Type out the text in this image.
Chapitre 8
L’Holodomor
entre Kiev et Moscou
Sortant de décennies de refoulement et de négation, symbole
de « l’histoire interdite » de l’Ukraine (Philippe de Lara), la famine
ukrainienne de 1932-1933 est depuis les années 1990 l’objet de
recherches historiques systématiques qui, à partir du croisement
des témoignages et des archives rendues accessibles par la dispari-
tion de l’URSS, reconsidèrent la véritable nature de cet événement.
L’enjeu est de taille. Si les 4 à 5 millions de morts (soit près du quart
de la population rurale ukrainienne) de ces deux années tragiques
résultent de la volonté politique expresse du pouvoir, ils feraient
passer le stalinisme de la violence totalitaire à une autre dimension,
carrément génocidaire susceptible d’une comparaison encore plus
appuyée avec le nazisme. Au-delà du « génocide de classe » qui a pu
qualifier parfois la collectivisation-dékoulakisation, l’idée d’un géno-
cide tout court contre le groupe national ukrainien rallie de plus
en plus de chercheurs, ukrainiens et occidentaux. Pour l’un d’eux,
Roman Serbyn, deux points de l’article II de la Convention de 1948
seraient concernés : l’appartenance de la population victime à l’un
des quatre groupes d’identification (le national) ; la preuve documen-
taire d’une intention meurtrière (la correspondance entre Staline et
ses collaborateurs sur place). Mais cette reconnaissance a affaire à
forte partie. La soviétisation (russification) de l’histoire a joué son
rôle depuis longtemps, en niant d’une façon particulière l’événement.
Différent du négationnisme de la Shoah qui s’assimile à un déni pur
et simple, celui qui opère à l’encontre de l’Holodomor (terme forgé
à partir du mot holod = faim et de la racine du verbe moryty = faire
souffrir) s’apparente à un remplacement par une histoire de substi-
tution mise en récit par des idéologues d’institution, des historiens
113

────────────────────

**Work to complete**
From the entries above, copy every line where the word "plus" shows up.

**Written solution**
carrément génocidaire susceptible d’une comparaison encore plus
cide tout court contre le groupe national ukrainien rallie de plus
en plus de chercheurs, ukrainiens et occidentaux. Pour l’un d’eux,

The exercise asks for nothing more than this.